Your task is to copy every line of this material exactly.

=== The input ===

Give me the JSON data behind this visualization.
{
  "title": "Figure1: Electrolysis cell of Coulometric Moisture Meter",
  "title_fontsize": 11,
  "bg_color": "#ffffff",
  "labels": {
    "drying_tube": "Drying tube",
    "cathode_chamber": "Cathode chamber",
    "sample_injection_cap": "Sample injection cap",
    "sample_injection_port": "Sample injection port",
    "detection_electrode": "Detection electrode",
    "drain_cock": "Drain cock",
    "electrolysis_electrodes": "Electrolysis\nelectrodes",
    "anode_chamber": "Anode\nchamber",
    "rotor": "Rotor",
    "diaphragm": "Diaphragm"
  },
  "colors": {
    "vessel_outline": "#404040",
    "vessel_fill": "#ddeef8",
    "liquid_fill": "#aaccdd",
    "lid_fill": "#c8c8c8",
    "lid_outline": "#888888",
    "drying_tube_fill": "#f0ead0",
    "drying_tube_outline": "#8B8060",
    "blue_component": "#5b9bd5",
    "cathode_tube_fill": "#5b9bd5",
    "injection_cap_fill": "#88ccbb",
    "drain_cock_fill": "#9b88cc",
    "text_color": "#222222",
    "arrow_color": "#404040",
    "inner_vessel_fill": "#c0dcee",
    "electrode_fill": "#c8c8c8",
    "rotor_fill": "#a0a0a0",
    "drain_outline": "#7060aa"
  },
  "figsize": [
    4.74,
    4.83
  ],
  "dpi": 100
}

===

* In response *
Give me the JSON data behind this visualization.
{
  "title": "Figure1: Electrolysis cell of Coulometric Moisture Meter",
  "title_fontsize": 11,
  "bg_color": "#ffffff",
  "labels": {
    "drying_tube": "Drying tube",
    "cathode_chamber": "Cathode chamber",
    "sample_injection_cap": "Sample injection cap",
    "sample_injection_port": "Sample injection port",
    "detection_electrode": "Detection electrode",
    "drain_cock": "Drain cock",
    "electrolysis_electrodes": "Electrolysis\nelectrodes",
    "anode_chamber": "Anode\nchamber",
    "rotor": "Rotor",
    "diaphragm": "Diaphragm"
  },
  "colors": {
    "vessel_outline": "#404040",
    "vessel_fill": "#ddeef8",
    "liquid_fill": "#aaccdd",
    "lid_fill": "#c8c8c8",
    "lid_outline": "#888888",
    "drying_tube_fill": "#f0ead0",
    "drying_tube_outline": "#8B8060",
    "blue_component": "#5b9bd5",
    "cathode_tube_fill": "#5b9bd5",
    "injection_cap_fill": "#88ccbb",
    "drain_cock_fill": "#9b88cc",
    "text_color": "#222222",
    "arrow_color": "#404040",
    "inner_vessel_fill": "#c0dcee",
    "electrode_fill": "#c8c8c8",
    "rotor_fill": "#a0a0a0",
    "drain_outline": "#7060aa"
  },
  "figsize": [
    4.74,
    4.83
  ],
  "dpi": 100
}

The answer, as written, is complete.